(Stored data entries)
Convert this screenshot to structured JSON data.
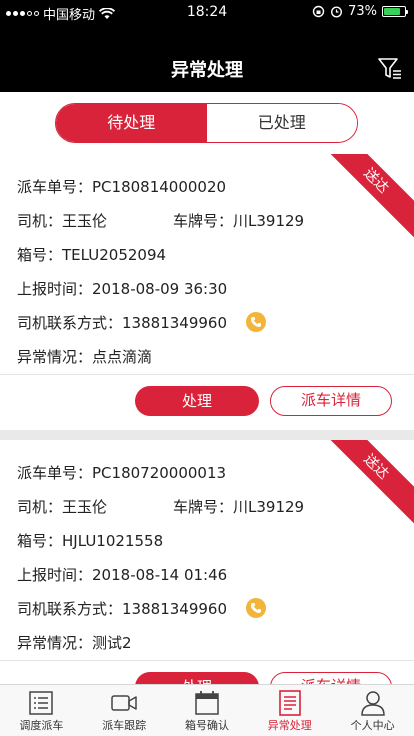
{
  "status_bar": {
    "carrier": "中国移动",
    "time": "18:24",
    "battery": "73%"
  },
  "header": {
    "title": "异常处理"
  },
  "segments": {
    "pending": "待处理",
    "done": "已处理"
  },
  "cards": [
    {
      "ribbon": "送达",
      "dispatch_label": "派车单号：",
      "dispatch_no": "PC180814000020",
      "driver_label": "司机：",
      "driver": "王玉伦",
      "plate_label": "车牌号：",
      "plate": "川L39129",
      "box_label": "箱号：",
      "box_no": "TELU2052094",
      "report_label": "上报时间：",
      "report_time": "2018-08-09 36:30",
      "phone_label": "司机联系方式：",
      "phone": "13881349960",
      "anomaly_label": "异常情况：",
      "anomaly": "点点滴滴",
      "handle_label": "处理",
      "detail_label": "派车详情"
    },
    {
      "ribbon": "送达",
      "dispatch_label": "派车单号：",
      "dispatch_no": "PC180720000013",
      "driver_label": "司机：",
      "driver": "王玉伦",
      "plate_label": "车牌号：",
      "plate": "川L39129",
      "box_label": "箱号：",
      "box_no": "HJLU1021558",
      "report_label": "上报时间：",
      "report_time": "2018-08-14 01:46",
      "phone_label": "司机联系方式：",
      "phone": "13881349960",
      "anomaly_label": "异常情况：",
      "anomaly": "测试2",
      "handle_label": "处理",
      "detail_label": "派车详情"
    }
  ],
  "tabbar": [
    {
      "label": "调度派车",
      "icon": "list-icon"
    },
    {
      "label": "派车跟踪",
      "icon": "video-icon"
    },
    {
      "label": "箱号确认",
      "icon": "calendar-icon"
    },
    {
      "label": "异常处理",
      "icon": "document-icon",
      "active": true
    },
    {
      "label": "个人中心",
      "icon": "person-icon"
    }
  ],
  "colors": {
    "accent": "#d9233a",
    "phone_icon": "#f2b43a",
    "header_bg": "#000000"
  }
}
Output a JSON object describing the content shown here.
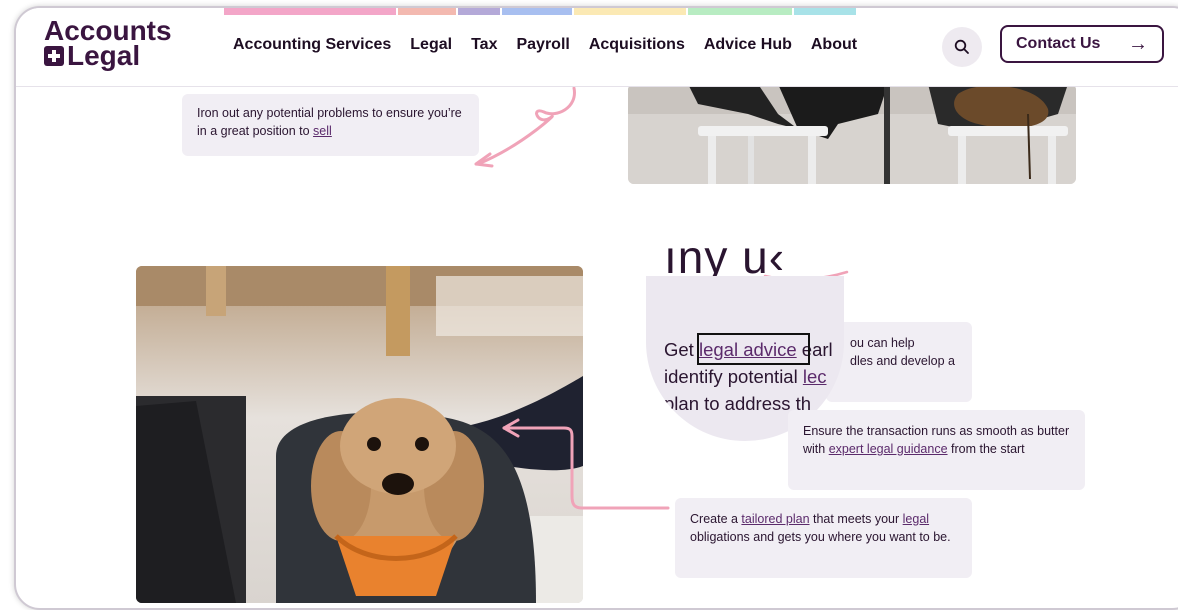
{
  "header": {
    "logo_line1": "Accounts",
    "logo_line2": "Legal",
    "nav": [
      "Accounting Services",
      "Legal",
      "Tax",
      "Payroll",
      "Acquisitions",
      "Advice Hub",
      "About"
    ],
    "search_icon": "search-icon",
    "contact_label": "Contact Us",
    "contact_icon": "→"
  },
  "colorbar": [
    "#f3a6c8",
    "#f3b9b0",
    "#b4a9d8",
    "#a8bff0",
    "#fbe9b4",
    "#b8ecc2",
    "#a8e2e8"
  ],
  "top_card": {
    "text": "Iron out any potential problems to ensure you’re in a great position to ",
    "link": "sell"
  },
  "section_heading": "ıny u‹",
  "lens": {
    "line1_pre": "Get ",
    "line1_link": "legal advice",
    "line1_post": " earl",
    "line2_pre": "identify potential ",
    "line2_link": "lec",
    "line3": "plan to address th"
  },
  "cards": {
    "card1_line1": "ou can help",
    "card1_line2": "dles and develop a",
    "card2_pre": "Ensure the transaction runs as smooth as butter with ",
    "card2_link": "expert legal guidance",
    "card2_post": " from the start",
    "card3_pre": "Create a ",
    "card3_link1": "tailored plan",
    "card3_mid": " that meets your ",
    "card3_link2": "legal",
    "card3_post": " obligations and gets you where you want to be."
  },
  "colors": {
    "accent": "#3a1540",
    "pink_arrow": "#f0a3b8",
    "card_bg": "#f1eef4"
  }
}
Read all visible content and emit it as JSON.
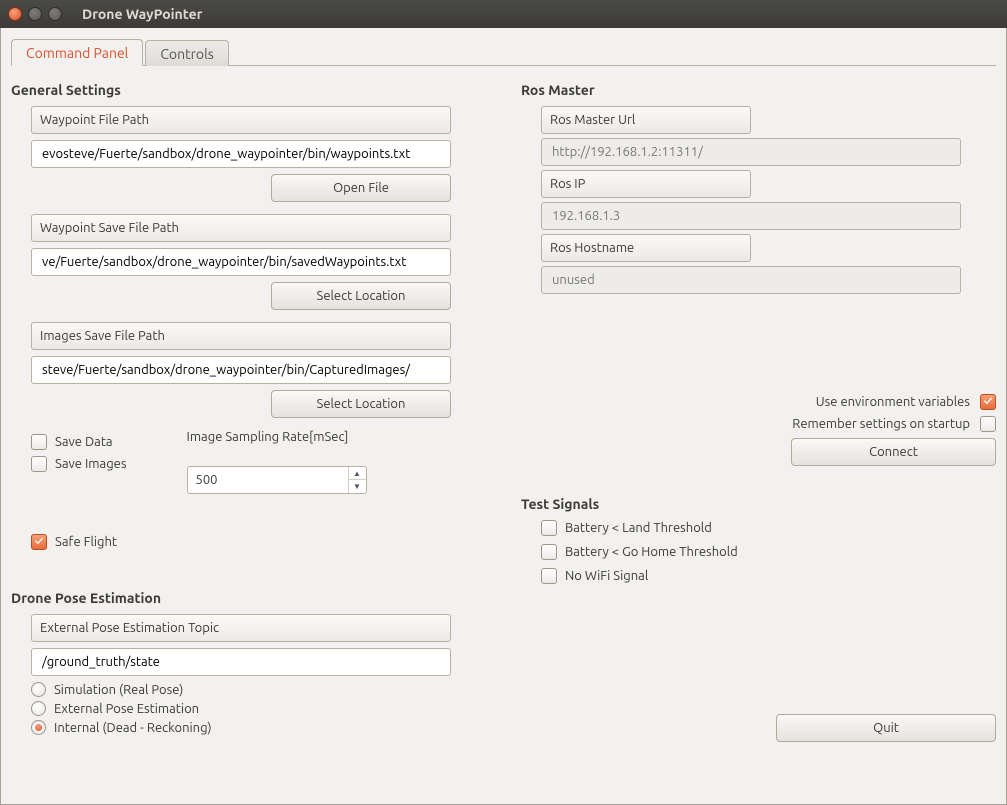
{
  "window": {
    "title": "Drone WayPointer"
  },
  "tabs": [
    {
      "label": "Command Panel",
      "active": true
    },
    {
      "label": "Controls",
      "active": false
    }
  ],
  "general": {
    "heading": "General Settings",
    "waypoint_path_label": "Waypoint File Path",
    "waypoint_path_value": "evosteve/Fuerte/sandbox/drone_waypointer/bin/waypoints.txt",
    "open_file_btn": "Open File",
    "waypoint_save_label": "Waypoint Save File Path",
    "waypoint_save_value": "ve/Fuerte/sandbox/drone_waypointer/bin/savedWaypoints.txt",
    "select_location_btn": "Select Location",
    "images_save_label": "Images Save File Path",
    "images_save_value": "steve/Fuerte/sandbox/drone_waypointer/bin/CapturedImages/",
    "save_data_label": "Save Data",
    "save_data_checked": false,
    "save_images_label": "Save Images",
    "save_images_checked": false,
    "sampling_label": "Image Sampling Rate[mSec]",
    "sampling_value": "500",
    "safe_flight_label": "Safe Flight",
    "safe_flight_checked": true
  },
  "pose": {
    "heading": "Drone Pose Estimation",
    "topic_label": "External Pose Estimation Topic",
    "topic_value": "/ground_truth/state",
    "options": {
      "sim": "Simulation (Real Pose)",
      "ext": "External Pose Estimation",
      "int": "Internal (Dead - Reckoning)"
    },
    "selected": "int"
  },
  "ros": {
    "heading": "Ros Master",
    "url_label": "Ros Master Url",
    "url_value": "http://192.168.1.2:11311/",
    "ip_label": "Ros IP",
    "ip_value": "192.168.1.3",
    "host_label": "Ros Hostname",
    "host_value": "unused",
    "use_env_label": "Use environment variables",
    "use_env_checked": true,
    "remember_label": "Remember settings on startup",
    "remember_checked": false,
    "connect_btn": "Connect"
  },
  "test": {
    "heading": "Test Signals",
    "battery_land_label": "Battery < Land Threshold",
    "battery_land_checked": false,
    "battery_home_label": "Battery < Go Home Threshold",
    "battery_home_checked": false,
    "nowifi_label": "No WiFi Signal",
    "nowifi_checked": false
  },
  "quit_btn": "Quit"
}
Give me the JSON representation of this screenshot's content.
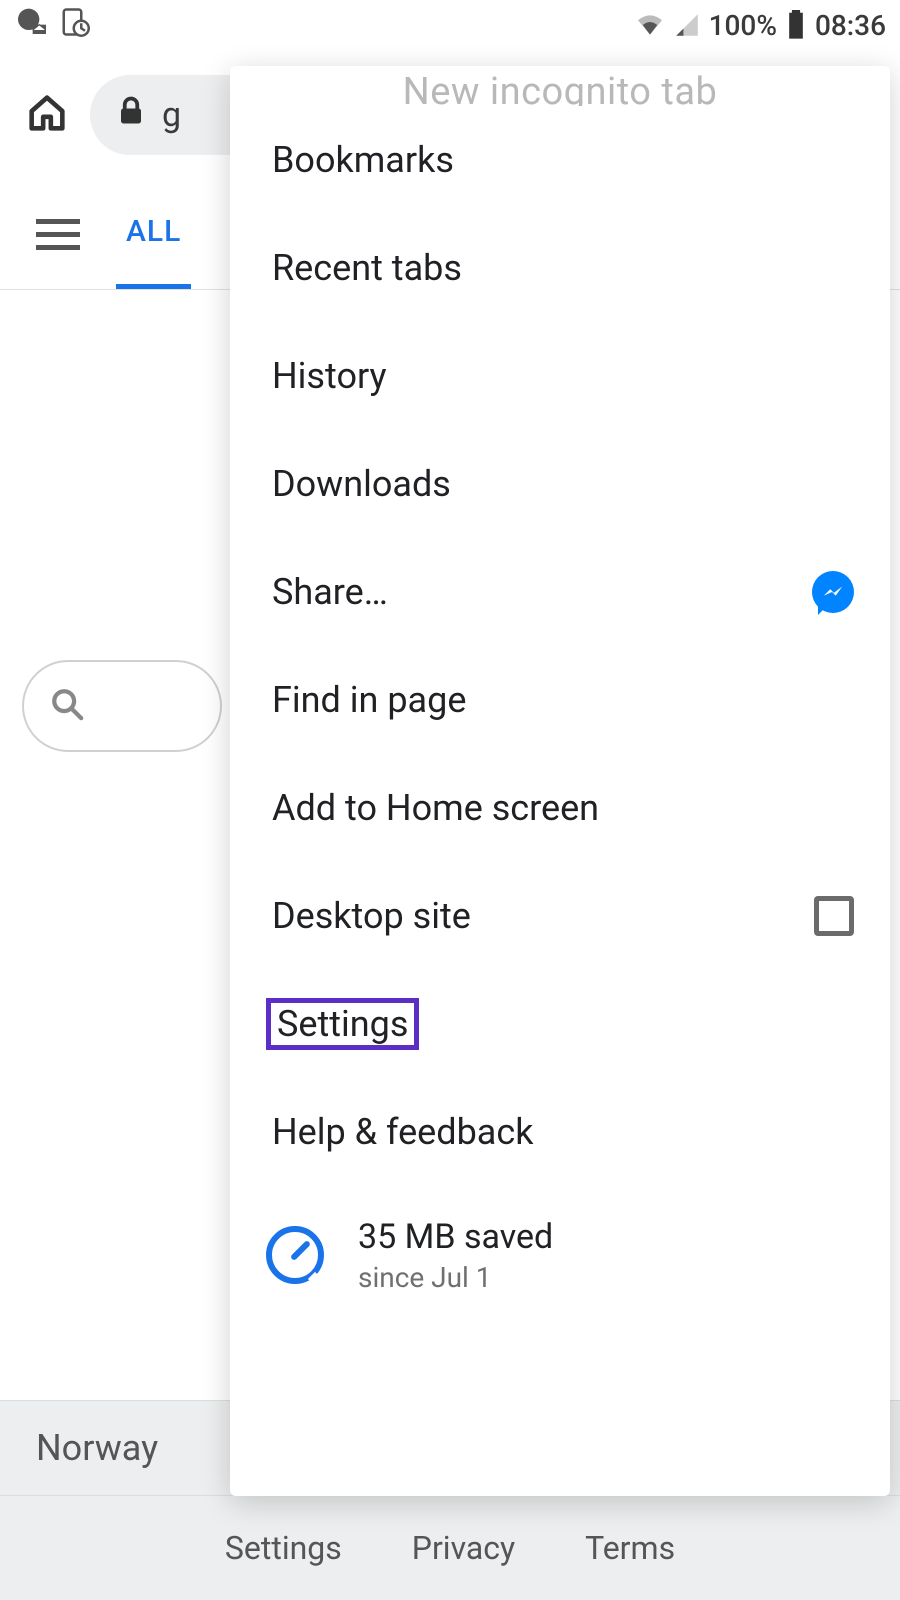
{
  "statusbar": {
    "battery_pct": "100%",
    "time": "08:36"
  },
  "addressbar": {
    "url_fragment": "g"
  },
  "tabs": {
    "all": "ALL"
  },
  "menu": {
    "cutoff": "New incognito tab",
    "items": [
      "Bookmarks",
      "Recent tabs",
      "History",
      "Downloads",
      "Share…",
      "Find in page",
      "Add to Home screen",
      "Desktop site",
      "Settings",
      "Help & feedback"
    ],
    "data_saver": {
      "line1": "35 MB saved",
      "line2": "since Jul 1"
    }
  },
  "footer": {
    "country": "Norway",
    "links": [
      "Settings",
      "Privacy",
      "Terms"
    ]
  }
}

» **PROBLEM TO WORK ON**:
The records above must be echoed exactly, minus their pictures.

» **FINAL ANSWER**:
Convert this screenshot to structured JSON data.
{
  "status_bar": {
    "carrier": "中国移动",
    "time": "18:24",
    "battery": "73%"
  },
  "header": {
    "title": "异常处理"
  },
  "segments": {
    "pending": "待处理",
    "done": "已处理"
  },
  "cards": [
    {
      "ribbon": "送达",
      "dispatch_label": "派车单号：",
      "dispatch_no": "PC180814000020",
      "driver_label": "司机：",
      "driver": "王玉伦",
      "plate_label": "车牌号：",
      "plate": "川L39129",
      "box_label": "箱号：",
      "box_no": "TELU2052094",
      "report_label": "上报时间：",
      "report_time": "2018-08-09 36:30",
      "phone_label": "司机联系方式：",
      "phone": "13881349960",
      "anomaly_label": "异常情况：",
      "anomaly": "点点滴滴",
      "handle_label": "处理",
      "detail_label": "派车详情"
    },
    {
      "ribbon": "送达",
      "dispatch_label": "派车单号：",
      "dispatch_no": "PC180720000013",
      "driver_label": "司机：",
      "driver": "王玉伦",
      "plate_label": "车牌号：",
      "plate": "川L39129",
      "box_label": "箱号：",
      "box_no": "HJLU1021558",
      "report_label": "上报时间：",
      "report_time": "2018-08-14 01:46",
      "phone_label": "司机联系方式：",
      "phone": "13881349960",
      "anomaly_label": "异常情况：",
      "anomaly": "测试2",
      "handle_label": "处理",
      "detail_label": "派车详情"
    }
  ],
  "tabbar": [
    {
      "label": "调度派车",
      "icon": "list-icon"
    },
    {
      "label": "派车跟踪",
      "icon": "video-icon"
    },
    {
      "label": "箱号确认",
      "icon": "calendar-icon"
    },
    {
      "label": "异常处理",
      "icon": "document-icon",
      "active": true
    },
    {
      "label": "个人中心",
      "icon": "person-icon"
    }
  ],
  "colors": {
    "accent": "#d9233a",
    "phone_icon": "#f2b43a",
    "header_bg": "#000000"
  }
}
Output a JSON object describing the content shown here.
{
  "header": {
    "logo_line1": "Accounts",
    "logo_line2": "Legal",
    "nav": [
      "Accounting Services",
      "Legal",
      "Tax",
      "Payroll",
      "Acquisitions",
      "Advice Hub",
      "About"
    ],
    "search_icon": "search-icon",
    "contact_label": "Contact Us",
    "contact_icon": "→"
  },
  "colorbar": [
    "#f3a6c8",
    "#f3b9b0",
    "#b4a9d8",
    "#a8bff0",
    "#fbe9b4",
    "#b8ecc2",
    "#a8e2e8"
  ],
  "top_card": {
    "text": "Iron out any potential problems to ensure you’re in a great position to ",
    "link": "sell"
  },
  "section_heading": "ıny u‹",
  "lens": {
    "line1_pre": "Get ",
    "line1_link": "legal advice",
    "line1_post": " earl",
    "line2_pre": "identify potential ",
    "line2_link": "lec",
    "line3": "plan to address th"
  },
  "cards": {
    "card1_line1": "ou can help",
    "card1_line2": "dles and develop a",
    "card2_pre": "Ensure the transaction runs as smooth as butter with ",
    "card2_link": "expert legal guidance",
    "card2_post": " from the start",
    "card3_pre": "Create a ",
    "card3_link1": "tailored plan",
    "card3_mid": " that meets your ",
    "card3_link2": "legal",
    "card3_post": " obligations and gets you where you want to be."
  },
  "colors": {
    "accent": "#3a1540",
    "pink_arrow": "#f0a3b8",
    "card_bg": "#f1eef4"
  }
}
Read all visible content and emit it as JSON.
{
  "window": {
    "title": "Drone WayPointer"
  },
  "tabs": [
    {
      "label": "Command Panel",
      "active": true
    },
    {
      "label": "Controls",
      "active": false
    }
  ],
  "general": {
    "heading": "General Settings",
    "waypoint_path_label": "Waypoint File Path",
    "waypoint_path_value": "evosteve/Fuerte/sandbox/drone_waypointer/bin/waypoints.txt",
    "open_file_btn": "Open File",
    "waypoint_save_label": "Waypoint Save File Path",
    "waypoint_save_value": "ve/Fuerte/sandbox/drone_waypointer/bin/savedWaypoints.txt",
    "select_location_btn": "Select Location",
    "images_save_label": "Images Save File Path",
    "images_save_value": "steve/Fuerte/sandbox/drone_waypointer/bin/CapturedImages/",
    "save_data_label": "Save Data",
    "save_data_checked": false,
    "save_images_label": "Save Images",
    "save_images_checked": false,
    "sampling_label": "Image Sampling Rate[mSec]",
    "sampling_value": "500",
    "safe_flight_label": "Safe Flight",
    "safe_flight_checked": true
  },
  "pose": {
    "heading": "Drone Pose Estimation",
    "topic_label": "External Pose Estimation Topic",
    "topic_value": "/ground_truth/state",
    "options": {
      "sim": "Simulation (Real Pose)",
      "ext": "External Pose Estimation",
      "int": "Internal (Dead - Reckoning)"
    },
    "selected": "int"
  },
  "ros": {
    "heading": "Ros Master",
    "url_label": "Ros Master Url",
    "url_value": "http://192.168.1.2:11311/",
    "ip_label": "Ros IP",
    "ip_value": "192.168.1.3",
    "host_label": "Ros Hostname",
    "host_value": "unused",
    "use_env_label": "Use environment variables",
    "use_env_checked": true,
    "remember_label": "Remember settings on startup",
    "remember_checked": false,
    "connect_btn": "Connect"
  },
  "test": {
    "heading": "Test Signals",
    "battery_land_label": "Battery < Land Threshold",
    "battery_land_checked": false,
    "battery_home_label": "Battery < Go Home Threshold",
    "battery_home_checked": false,
    "nowifi_label": "No WiFi Signal",
    "nowifi_checked": false
  },
  "quit_btn": "Quit"
}
Give me the JSON representation of this screenshot's content.
{
  "statusbar": {
    "battery_pct": "100%",
    "time": "08:36"
  },
  "addressbar": {
    "url_fragment": "g"
  },
  "tabs": {
    "all": "ALL"
  },
  "menu": {
    "cutoff": "New incognito tab",
    "items": [
      "Bookmarks",
      "Recent tabs",
      "History",
      "Downloads",
      "Share…",
      "Find in page",
      "Add to Home screen",
      "Desktop site",
      "Settings",
      "Help & feedback"
    ],
    "data_saver": {
      "line1": "35 MB saved",
      "line2": "since Jul 1"
    }
  },
  "footer": {
    "country": "Norway",
    "links": [
      "Settings",
      "Privacy",
      "Terms"
    ]
  }
}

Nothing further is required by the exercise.